* START Input records *

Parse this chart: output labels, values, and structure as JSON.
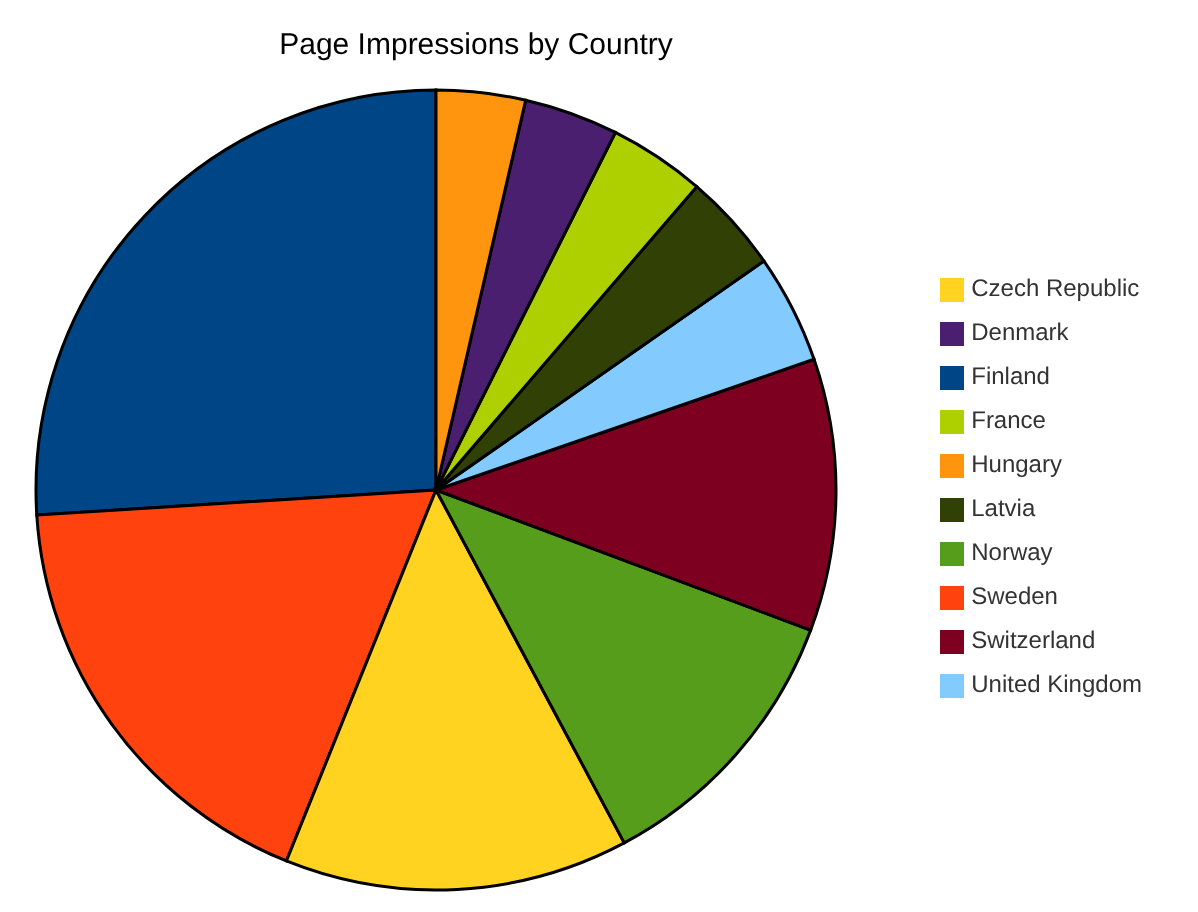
{
  "chart_data": {
    "type": "pie",
    "title": "Page Impressions by Country",
    "categories": [
      "Finland",
      "Sweden",
      "Czech Republic",
      "Norway",
      "Switzerland",
      "United Kingdom",
      "Latvia",
      "France",
      "Denmark",
      "Hungary"
    ],
    "values": [
      26,
      17.9,
      13.9,
      11.5,
      11,
      4.4,
      4,
      3.9,
      3.8,
      3.6
    ],
    "colors": [
      "#004586",
      "#ff420e",
      "#ffd320",
      "#579d1c",
      "#7e0021",
      "#83caff",
      "#314004",
      "#aecf00",
      "#4b1f6f",
      "#ff950e"
    ],
    "legend": "right"
  }
}
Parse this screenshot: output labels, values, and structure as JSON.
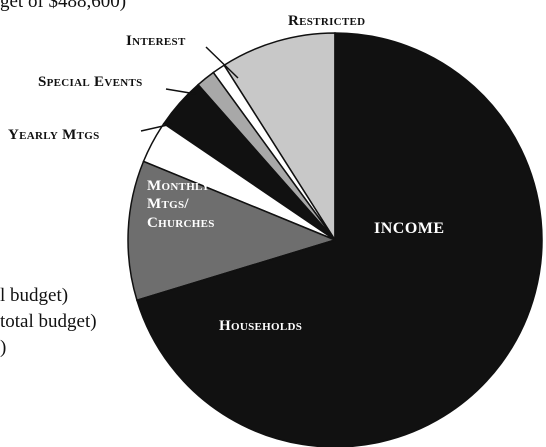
{
  "fragments": {
    "top": "get of $488,600)",
    "line1": "l budget)",
    "line2": "total budget)",
    "line3": ")"
  },
  "chart_data": {
    "type": "pie",
    "title": "INCOME",
    "slices": [
      {
        "label": "Restricted",
        "value": 9.0,
        "color": "#c8c8c8"
      },
      {
        "label": "Interest",
        "value": 1.0,
        "color": "#ffffff"
      },
      {
        "label": "Interest",
        "value": 1.5,
        "color": "#a8a8a8"
      },
      {
        "label": "Special Events",
        "value": 4.0,
        "color": "#111111"
      },
      {
        "label": "Yearly Mtgs",
        "value": 3.3,
        "color": "#ffffff"
      },
      {
        "label": "Monthly Mtgs/ Churches",
        "value": 10.9,
        "color": "#6e6e6e"
      },
      {
        "label": "Households",
        "value": 70.3,
        "color": "#111111"
      }
    ],
    "labels": {
      "restricted": "Restricted",
      "interest": "Interest",
      "special_events": "Special Events",
      "yearly_mtgs": "Yearly Mtgs",
      "monthly_line1": "Monthly",
      "monthly_line2": "Mtgs/",
      "monthly_line3": "Churches",
      "households": "Households",
      "income": "INCOME"
    }
  }
}
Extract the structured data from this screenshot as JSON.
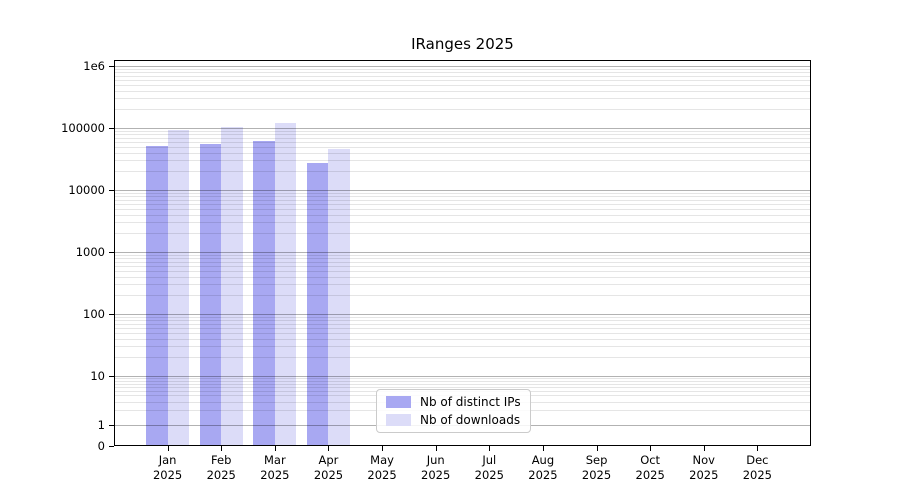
{
  "chart_data": {
    "type": "bar",
    "title": "IRanges 2025",
    "year": "2025",
    "months": [
      "Jan",
      "Feb",
      "Mar",
      "Apr",
      "May",
      "Jun",
      "Jul",
      "Aug",
      "Sep",
      "Oct",
      "Nov",
      "Dec"
    ],
    "series": [
      {
        "name": "Nb of distinct IPs",
        "color": "#a8a8f2",
        "values": [
          52000,
          55000,
          62000,
          27000,
          null,
          null,
          null,
          null,
          null,
          null,
          null,
          null
        ]
      },
      {
        "name": "Nb of downloads",
        "color": "#dcdcf8",
        "values": [
          92000,
          103000,
          122000,
          46000,
          null,
          null,
          null,
          null,
          null,
          null,
          null,
          null
        ]
      }
    ],
    "yscale": "symlog",
    "y_ticks": [
      0,
      1,
      10,
      100,
      1000,
      10000,
      100000,
      1000000
    ],
    "y_tick_labels": [
      "0",
      "1",
      "10",
      "100",
      "1000",
      "10000",
      "100000",
      "1e6"
    ],
    "ylim": [
      0,
      1250000
    ],
    "grid": "horizontal major and log-minor lines, drawn over bars",
    "legend_position": "lower-center inside plot",
    "bar_group": "two bars per month, IPs left of tick, downloads right of tick"
  },
  "colors": {
    "grid_major": "rgba(0,0,0,0.30)",
    "grid_minor": "rgba(0,0,0,0.10)",
    "spine": "#000000",
    "background": "#ffffff"
  }
}
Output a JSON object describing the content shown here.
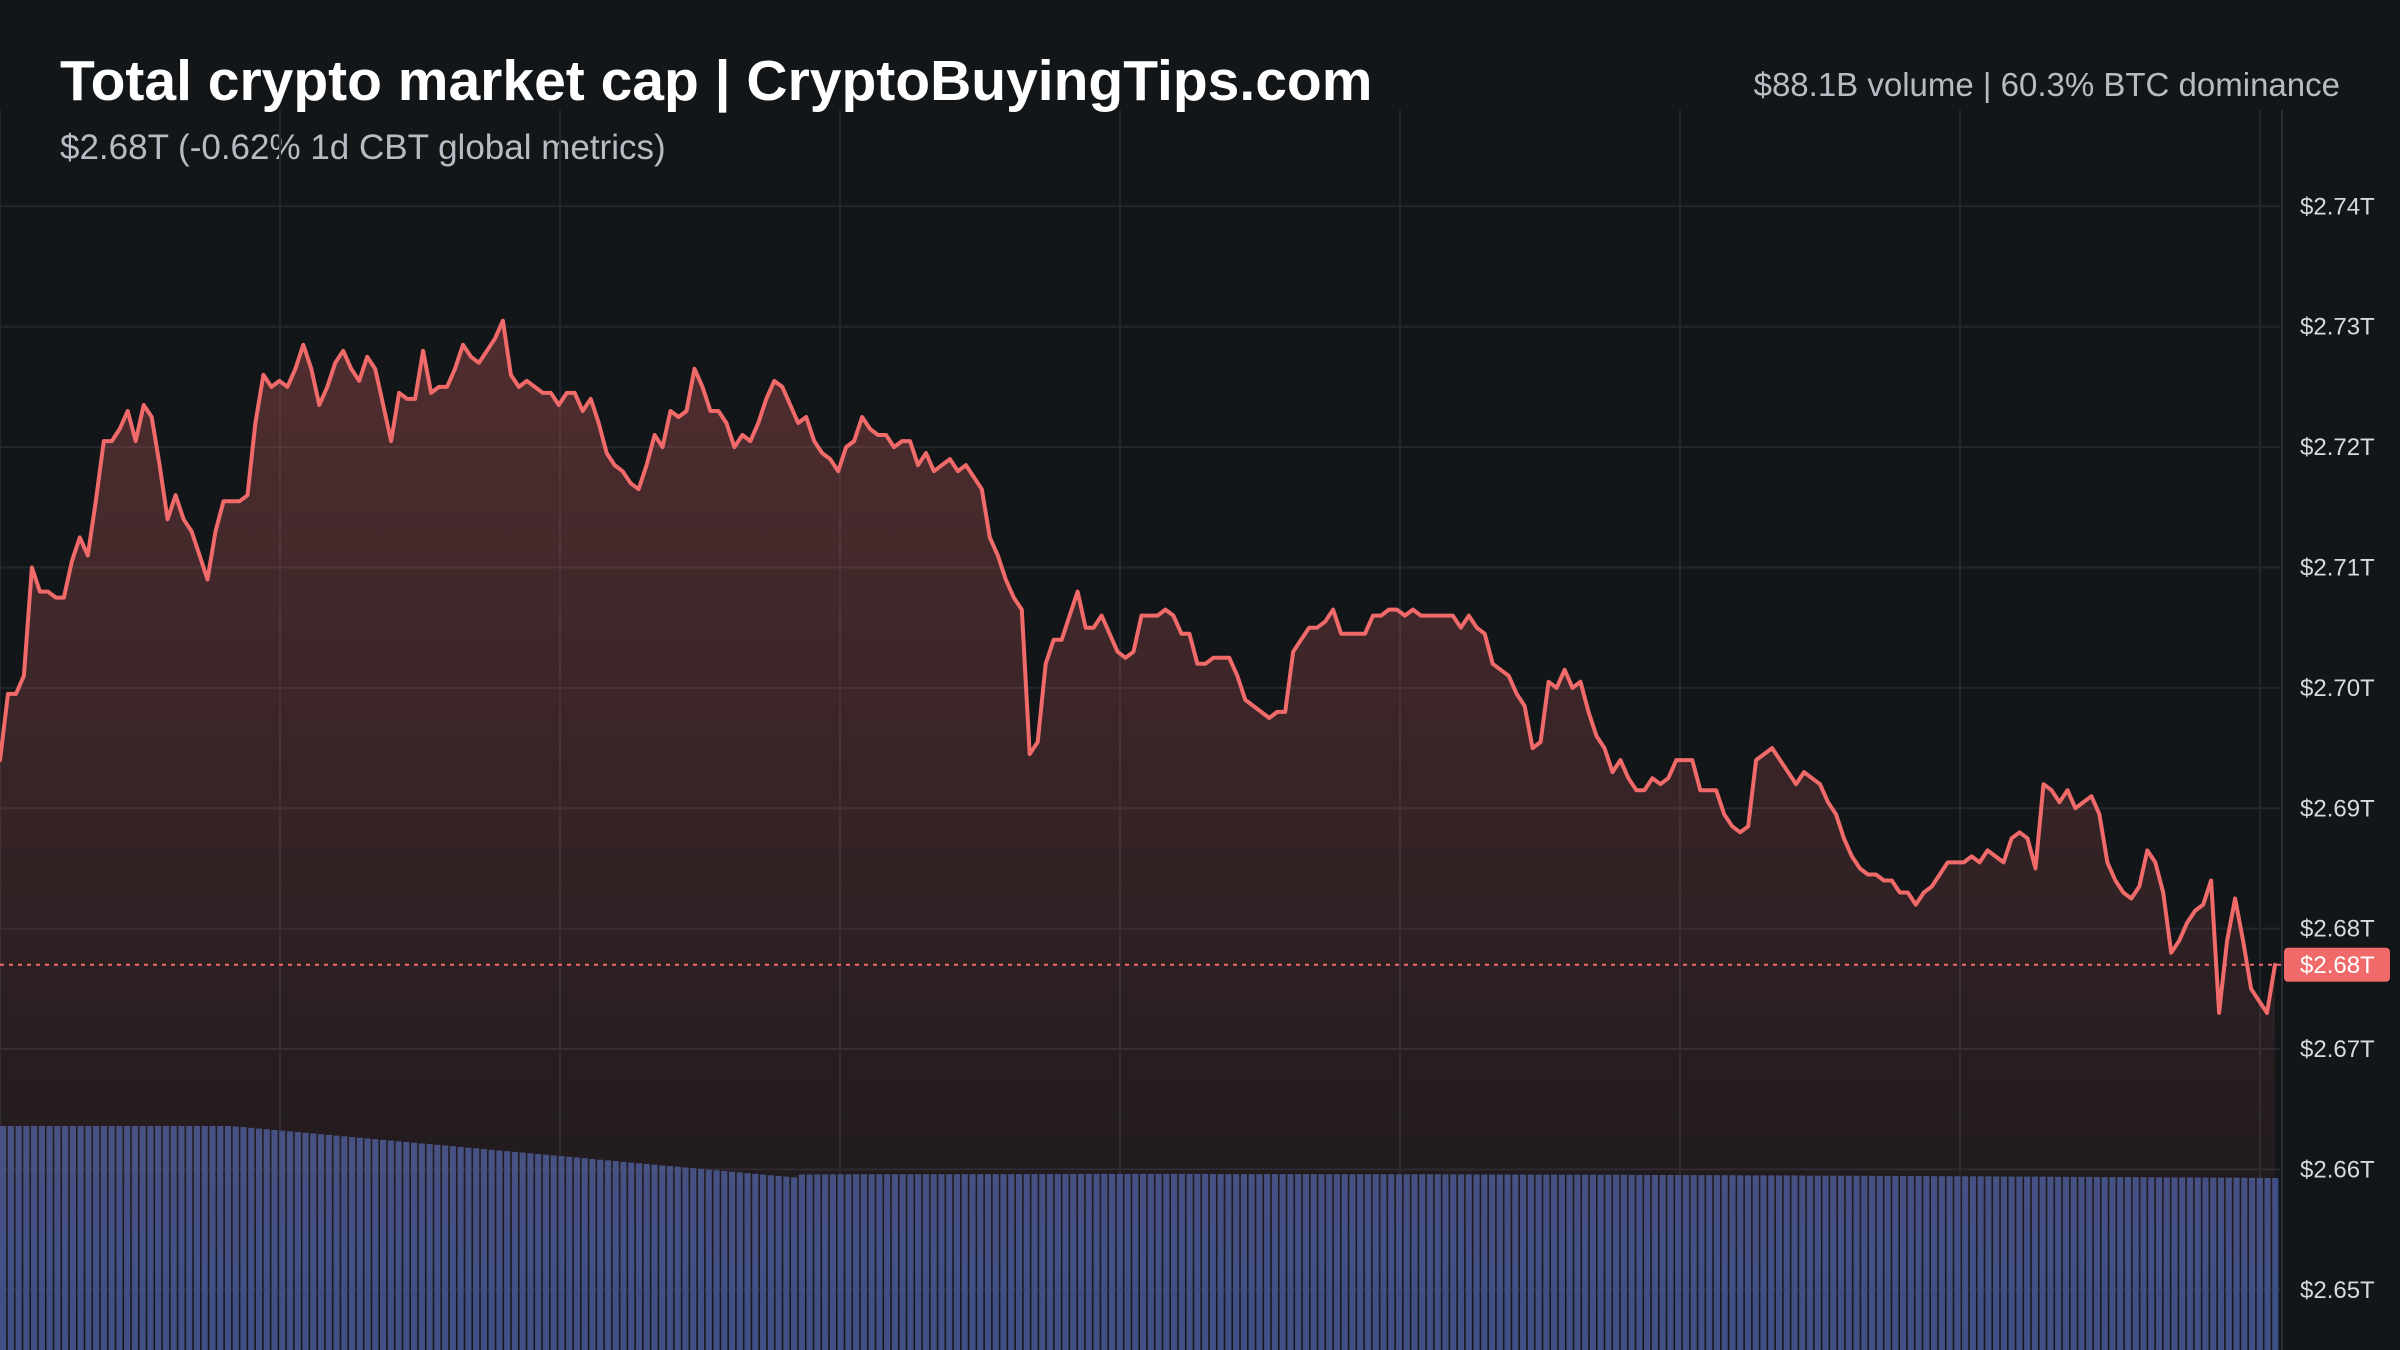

* END Input records *

Goal: Work out how many lines of the material above contain the word "Households", then give only that figure.

In response: 2